PROMPT -
Identify each line containing the word "name" and copy it.

DATASET CONTENT -
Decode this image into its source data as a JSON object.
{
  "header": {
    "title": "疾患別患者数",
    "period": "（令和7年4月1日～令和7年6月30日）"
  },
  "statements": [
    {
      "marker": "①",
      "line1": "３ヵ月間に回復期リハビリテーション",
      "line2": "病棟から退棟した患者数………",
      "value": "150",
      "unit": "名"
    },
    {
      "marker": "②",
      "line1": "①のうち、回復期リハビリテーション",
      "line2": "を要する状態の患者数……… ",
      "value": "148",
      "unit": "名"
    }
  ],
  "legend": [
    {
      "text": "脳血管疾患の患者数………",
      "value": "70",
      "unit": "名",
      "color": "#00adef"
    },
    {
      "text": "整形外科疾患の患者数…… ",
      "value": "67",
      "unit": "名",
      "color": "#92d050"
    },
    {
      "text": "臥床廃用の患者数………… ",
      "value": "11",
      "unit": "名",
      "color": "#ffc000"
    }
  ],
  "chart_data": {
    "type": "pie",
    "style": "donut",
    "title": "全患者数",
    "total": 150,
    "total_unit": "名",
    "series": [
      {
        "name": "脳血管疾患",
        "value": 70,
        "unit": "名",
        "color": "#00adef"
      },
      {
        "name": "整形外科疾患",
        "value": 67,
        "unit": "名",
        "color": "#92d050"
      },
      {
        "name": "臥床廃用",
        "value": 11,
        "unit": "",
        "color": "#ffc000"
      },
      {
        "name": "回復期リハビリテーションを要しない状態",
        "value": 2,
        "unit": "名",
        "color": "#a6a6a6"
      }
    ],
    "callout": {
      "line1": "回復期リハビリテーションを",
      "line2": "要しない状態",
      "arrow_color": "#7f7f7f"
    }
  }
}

CORRECT RESULT -
        "name": "脳血管疾患",
        "name": "整形外科疾患",
        "name": "臥床廃用",
        "name": "回復期リハビリテーションを要しない状態",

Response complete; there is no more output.